== DATASET CONTENT ==
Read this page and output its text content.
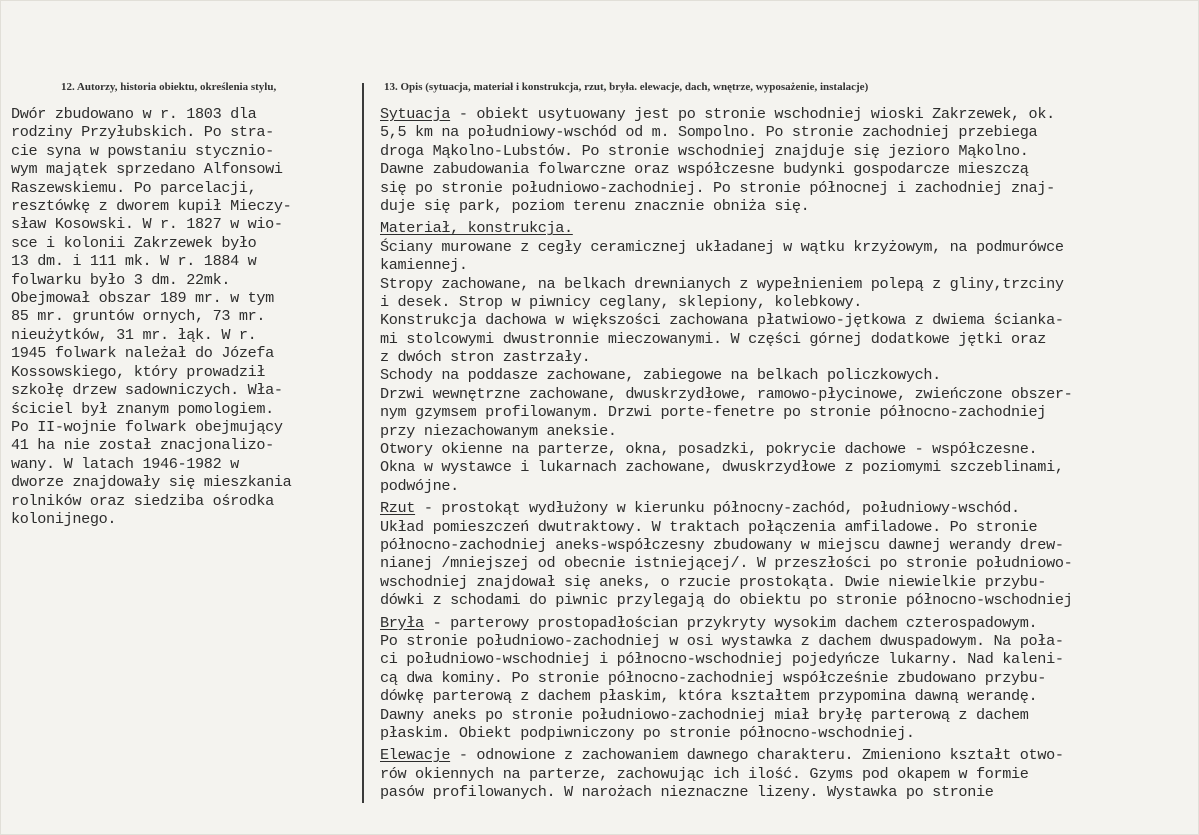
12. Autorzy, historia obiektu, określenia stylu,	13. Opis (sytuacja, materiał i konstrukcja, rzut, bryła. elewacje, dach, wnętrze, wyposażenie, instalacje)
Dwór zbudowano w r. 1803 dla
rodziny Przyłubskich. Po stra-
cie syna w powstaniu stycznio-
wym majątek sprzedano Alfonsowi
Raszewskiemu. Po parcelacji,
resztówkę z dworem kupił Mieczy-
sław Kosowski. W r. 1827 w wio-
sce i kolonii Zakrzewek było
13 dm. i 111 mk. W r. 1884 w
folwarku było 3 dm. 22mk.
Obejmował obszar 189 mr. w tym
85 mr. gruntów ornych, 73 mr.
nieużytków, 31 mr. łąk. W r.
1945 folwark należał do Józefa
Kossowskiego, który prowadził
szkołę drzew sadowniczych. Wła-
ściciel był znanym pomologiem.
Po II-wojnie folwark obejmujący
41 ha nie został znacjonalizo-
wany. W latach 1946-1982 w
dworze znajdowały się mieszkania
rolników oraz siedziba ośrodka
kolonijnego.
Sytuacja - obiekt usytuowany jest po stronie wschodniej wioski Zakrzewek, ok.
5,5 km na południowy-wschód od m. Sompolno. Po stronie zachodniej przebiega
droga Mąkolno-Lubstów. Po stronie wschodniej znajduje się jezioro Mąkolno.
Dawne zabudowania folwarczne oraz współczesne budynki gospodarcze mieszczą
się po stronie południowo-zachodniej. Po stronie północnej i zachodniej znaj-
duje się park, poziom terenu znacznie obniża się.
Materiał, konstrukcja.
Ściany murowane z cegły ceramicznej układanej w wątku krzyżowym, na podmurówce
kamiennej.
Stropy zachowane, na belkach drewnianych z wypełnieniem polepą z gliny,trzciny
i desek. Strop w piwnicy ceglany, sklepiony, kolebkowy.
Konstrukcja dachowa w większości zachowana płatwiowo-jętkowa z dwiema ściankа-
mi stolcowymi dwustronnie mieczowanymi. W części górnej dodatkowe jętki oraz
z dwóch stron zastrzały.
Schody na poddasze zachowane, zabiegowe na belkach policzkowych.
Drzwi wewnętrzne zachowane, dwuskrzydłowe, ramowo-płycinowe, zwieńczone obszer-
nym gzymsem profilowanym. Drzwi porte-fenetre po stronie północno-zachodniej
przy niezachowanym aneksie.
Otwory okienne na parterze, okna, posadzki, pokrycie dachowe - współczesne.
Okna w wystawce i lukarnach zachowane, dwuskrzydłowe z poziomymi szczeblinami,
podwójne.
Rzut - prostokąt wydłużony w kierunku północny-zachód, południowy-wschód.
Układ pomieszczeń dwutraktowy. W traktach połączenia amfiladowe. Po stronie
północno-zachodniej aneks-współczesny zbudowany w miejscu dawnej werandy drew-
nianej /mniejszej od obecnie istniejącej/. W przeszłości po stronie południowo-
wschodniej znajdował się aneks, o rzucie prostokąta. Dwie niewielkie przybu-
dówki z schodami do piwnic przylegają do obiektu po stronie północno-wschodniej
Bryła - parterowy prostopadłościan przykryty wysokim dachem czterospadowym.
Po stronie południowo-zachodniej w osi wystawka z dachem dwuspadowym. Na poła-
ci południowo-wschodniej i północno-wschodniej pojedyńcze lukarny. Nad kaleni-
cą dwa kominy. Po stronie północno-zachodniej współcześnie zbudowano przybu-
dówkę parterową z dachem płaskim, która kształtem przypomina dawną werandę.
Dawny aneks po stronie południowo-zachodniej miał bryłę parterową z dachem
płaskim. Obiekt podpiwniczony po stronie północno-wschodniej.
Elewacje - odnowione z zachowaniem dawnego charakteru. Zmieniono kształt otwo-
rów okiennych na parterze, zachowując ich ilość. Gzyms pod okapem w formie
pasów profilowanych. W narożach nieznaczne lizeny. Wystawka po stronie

== PROMPT ==
The answer must consist solely of the number of lines in the entries that contain the word "obiektu".

== SOLUTION FOR THIS TASK ==
2